▶ Stated exercise: Select every line holding the word "реализации" and copy it.

▶ Given entries:
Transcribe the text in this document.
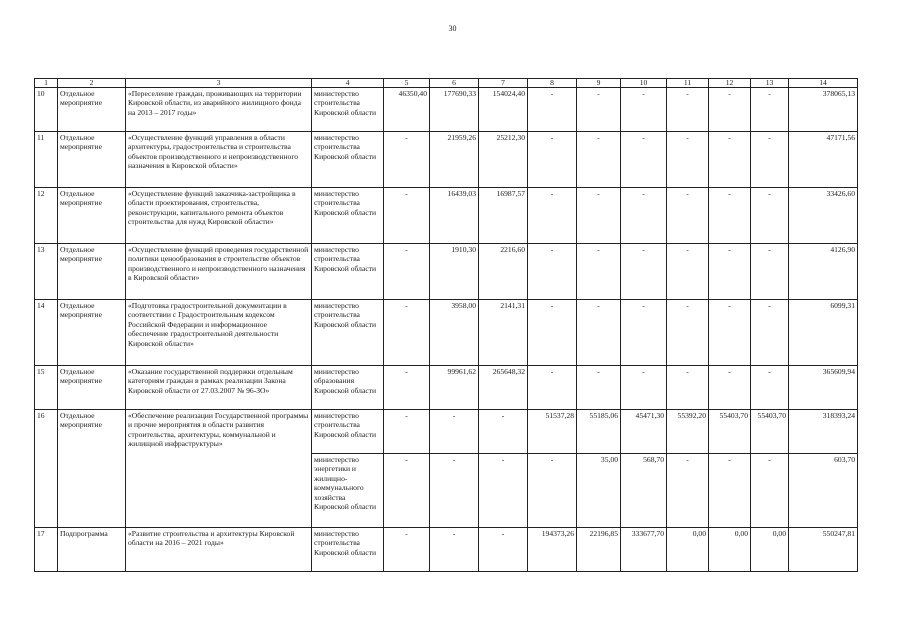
30
1	2	3	4	5	6	7	8	9	10	11	12	13	14
10	Отдельное мероприятие	«Переселение граждан, проживающих на территории Кировской области, из аварийного жилищного фонда на 2013 – 2017 годы»	министерство строительства Кировской области	46350,40	177690,33	154024,40	-	-	-	-	-	-	378065,13
11	Отдельное мероприятие	«Осуществление функций управления в области архитектуры, градостроительства и строительства объектов производственного и непроизводственного назначения в Кировской области»	министерство строительства Кировской области	-	21959,26	25212,30	-	-	-	-	-	-	47171,56
12	Отдельное мероприятие	«Осуществление функций заказчика-застройщика в области проектирования, строительства, реконструкции, капитального ремонта объектов строительства для нужд Кировской области»	министерство строительства Кировской области	-	16439,03	16987,57	-	-	-	-	-	-	33426,60
13	Отдельное мероприятие	«Осуществление функций проведения государственной политики ценообразования в строительстве объектов производственного и непроизводственного назначения в Кировской области»	министерство строительства Кировской области	-	1910,30	2216,60	-	-	-	-	-	-	4126,90
14	Отдельное мероприятие	«Подготовка градостроительной документации в соответствии с Градостроительным кодексом Российской Федерации и информационное обеспечение градостроительной деятельности Кировской области»	министерство строительства Кировской области	-	3958,00	2141,31	-	-	-	-	-	-	6099,31
15	Отдельное мероприятие	«Оказание государственной поддержки отдельным категориям граждан в рамках реализации Закона Кировской области от 27.03.2007 № 96-ЗО»	министерство образования Кировской области	-	99961,62	265648,32	-	-	-	-	-	-	365609,94
16	Отдельное мероприятие	«Обеспечение реализации Государственной программы и прочие мероприятия в области развития строительства, архитектуры, коммунальной и жилищной инфраструктуры»	министерство строительства Кировской области	-	-	-	51537,28	55185,06	45471,30	55392,20	55403,70	55403,70	318393,24
			министерство энергетики и жилищно-коммунального хозяйства Кировской области	-	-	-	-	35,00	568,70	-	-	-	603,70
17	Подпрограмма	«Развитие строительства и архитектуры Кировской области на 2016 – 2021 годы»	министерство строительства Кировской области	-	-	-	194373,26	22196,85	333677,70	0,00	0,00	0,00	550247,81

▶ Completed task:
15	Отдельное мероприятие	«Оказание государственной поддержки отдельным категориям граждан в рамках реализации Закона Кировской области от 27.03.2007 № 96-ЗО»	министерство образования Кировской области	-	99961,62	265648,32	-	-	-	-	-	-	365609,94
16	Отдельное мероприятие	«Обеспечение реализации Государственной программы и прочие мероприятия в области развития строительства, архитектуры, коммунальной и жилищной инфраструктуры»	министерство строительства Кировской области	-	-	-	51537,28	55185,06	45471,30	55392,20	55403,70	55403,70	318393,24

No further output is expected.